* Written request: State how many lines in the data below contain the string "subitem", matching case exactly. Reply with the number alone.

***

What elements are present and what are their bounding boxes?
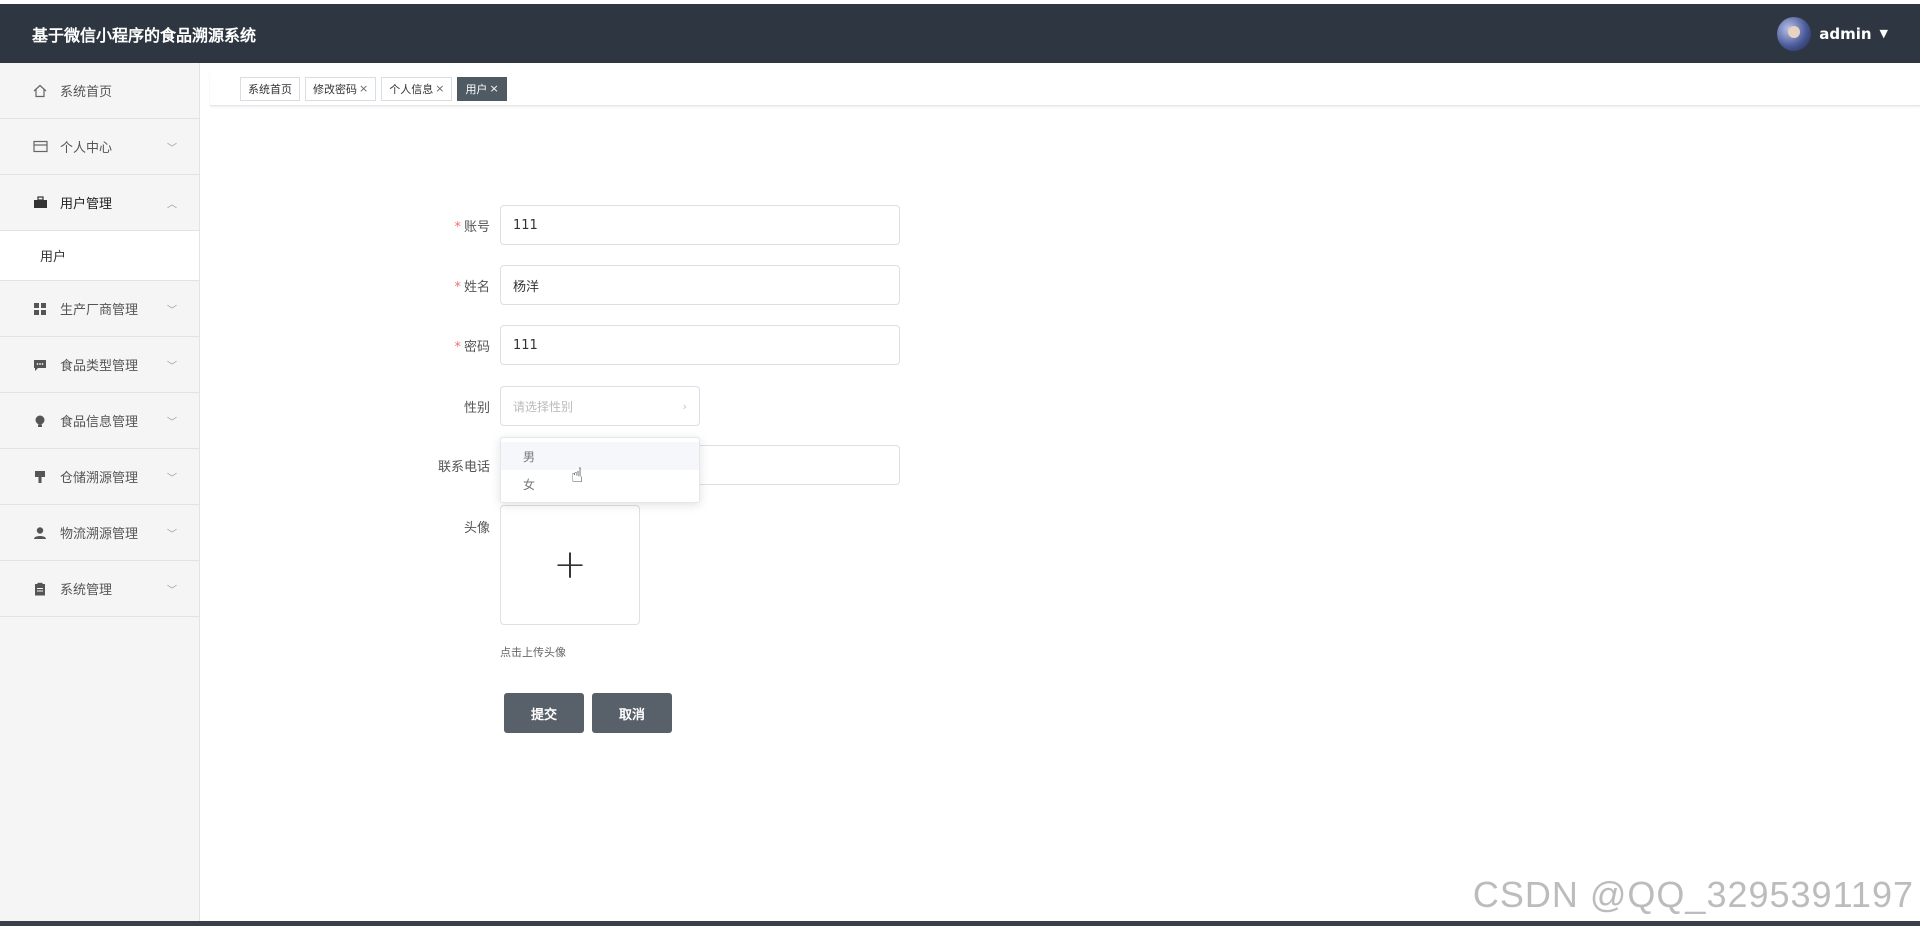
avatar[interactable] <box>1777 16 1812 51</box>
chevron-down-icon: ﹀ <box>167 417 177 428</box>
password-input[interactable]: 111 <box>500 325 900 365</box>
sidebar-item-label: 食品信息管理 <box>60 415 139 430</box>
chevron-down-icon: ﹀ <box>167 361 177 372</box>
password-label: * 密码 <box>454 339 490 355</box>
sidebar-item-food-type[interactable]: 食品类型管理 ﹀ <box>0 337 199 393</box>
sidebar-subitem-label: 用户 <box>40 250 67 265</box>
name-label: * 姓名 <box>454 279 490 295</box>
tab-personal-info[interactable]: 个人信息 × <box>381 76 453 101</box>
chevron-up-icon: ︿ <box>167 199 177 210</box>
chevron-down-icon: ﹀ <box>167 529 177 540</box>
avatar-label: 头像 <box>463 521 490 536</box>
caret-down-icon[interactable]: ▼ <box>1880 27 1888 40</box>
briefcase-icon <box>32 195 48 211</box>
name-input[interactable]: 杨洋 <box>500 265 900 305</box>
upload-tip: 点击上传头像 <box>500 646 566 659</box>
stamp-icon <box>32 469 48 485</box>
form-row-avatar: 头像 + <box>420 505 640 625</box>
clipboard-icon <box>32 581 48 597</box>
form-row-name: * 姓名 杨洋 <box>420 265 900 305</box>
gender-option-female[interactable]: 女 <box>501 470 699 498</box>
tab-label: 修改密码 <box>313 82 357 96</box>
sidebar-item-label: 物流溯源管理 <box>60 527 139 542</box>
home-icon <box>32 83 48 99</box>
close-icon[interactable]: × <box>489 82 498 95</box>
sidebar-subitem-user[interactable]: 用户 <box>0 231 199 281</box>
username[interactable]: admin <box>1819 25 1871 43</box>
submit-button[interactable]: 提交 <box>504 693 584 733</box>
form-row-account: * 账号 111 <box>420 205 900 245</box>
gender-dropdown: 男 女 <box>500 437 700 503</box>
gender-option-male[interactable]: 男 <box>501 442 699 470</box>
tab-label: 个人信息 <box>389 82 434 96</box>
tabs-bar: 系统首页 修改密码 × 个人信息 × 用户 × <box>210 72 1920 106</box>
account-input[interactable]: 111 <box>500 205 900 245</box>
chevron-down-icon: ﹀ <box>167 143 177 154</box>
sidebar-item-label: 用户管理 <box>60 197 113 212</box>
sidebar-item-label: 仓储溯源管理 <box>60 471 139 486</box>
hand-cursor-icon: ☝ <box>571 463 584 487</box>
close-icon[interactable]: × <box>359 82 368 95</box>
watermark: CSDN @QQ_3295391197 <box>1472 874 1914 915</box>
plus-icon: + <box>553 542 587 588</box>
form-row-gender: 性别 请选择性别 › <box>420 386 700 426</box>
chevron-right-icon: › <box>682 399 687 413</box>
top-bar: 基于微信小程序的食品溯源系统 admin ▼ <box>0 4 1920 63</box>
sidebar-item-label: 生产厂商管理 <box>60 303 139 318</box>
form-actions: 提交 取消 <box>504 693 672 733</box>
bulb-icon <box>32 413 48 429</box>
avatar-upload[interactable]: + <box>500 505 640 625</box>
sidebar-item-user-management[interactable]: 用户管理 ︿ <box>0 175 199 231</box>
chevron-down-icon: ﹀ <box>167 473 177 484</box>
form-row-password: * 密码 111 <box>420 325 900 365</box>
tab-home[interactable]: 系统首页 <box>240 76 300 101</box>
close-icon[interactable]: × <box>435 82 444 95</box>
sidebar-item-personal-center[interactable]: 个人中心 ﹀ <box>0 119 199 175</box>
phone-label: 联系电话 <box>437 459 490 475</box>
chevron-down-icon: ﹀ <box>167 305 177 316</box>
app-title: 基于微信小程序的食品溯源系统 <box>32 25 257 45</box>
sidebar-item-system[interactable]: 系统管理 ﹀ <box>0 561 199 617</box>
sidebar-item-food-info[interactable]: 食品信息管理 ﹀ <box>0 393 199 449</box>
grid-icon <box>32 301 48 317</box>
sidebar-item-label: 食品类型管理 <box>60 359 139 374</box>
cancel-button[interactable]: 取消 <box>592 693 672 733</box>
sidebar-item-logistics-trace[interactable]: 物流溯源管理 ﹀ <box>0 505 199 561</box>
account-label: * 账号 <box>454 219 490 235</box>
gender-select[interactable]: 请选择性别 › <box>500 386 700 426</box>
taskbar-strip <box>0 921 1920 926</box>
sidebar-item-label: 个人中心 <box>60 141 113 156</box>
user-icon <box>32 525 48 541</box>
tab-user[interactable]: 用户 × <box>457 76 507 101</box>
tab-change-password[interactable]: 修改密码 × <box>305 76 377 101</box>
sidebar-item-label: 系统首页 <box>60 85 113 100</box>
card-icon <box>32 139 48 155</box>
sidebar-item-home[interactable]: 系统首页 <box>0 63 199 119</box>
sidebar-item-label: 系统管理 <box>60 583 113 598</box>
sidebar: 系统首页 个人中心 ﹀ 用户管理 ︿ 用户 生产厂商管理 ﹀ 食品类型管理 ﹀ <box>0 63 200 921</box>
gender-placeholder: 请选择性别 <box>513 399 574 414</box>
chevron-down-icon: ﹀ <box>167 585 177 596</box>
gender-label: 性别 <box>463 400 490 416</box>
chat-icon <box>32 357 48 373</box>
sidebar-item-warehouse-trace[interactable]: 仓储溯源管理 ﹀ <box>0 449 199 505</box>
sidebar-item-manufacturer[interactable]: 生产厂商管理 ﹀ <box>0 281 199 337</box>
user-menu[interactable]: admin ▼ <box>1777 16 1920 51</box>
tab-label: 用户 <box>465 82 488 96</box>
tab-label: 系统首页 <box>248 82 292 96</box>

***

* Worked solution: 2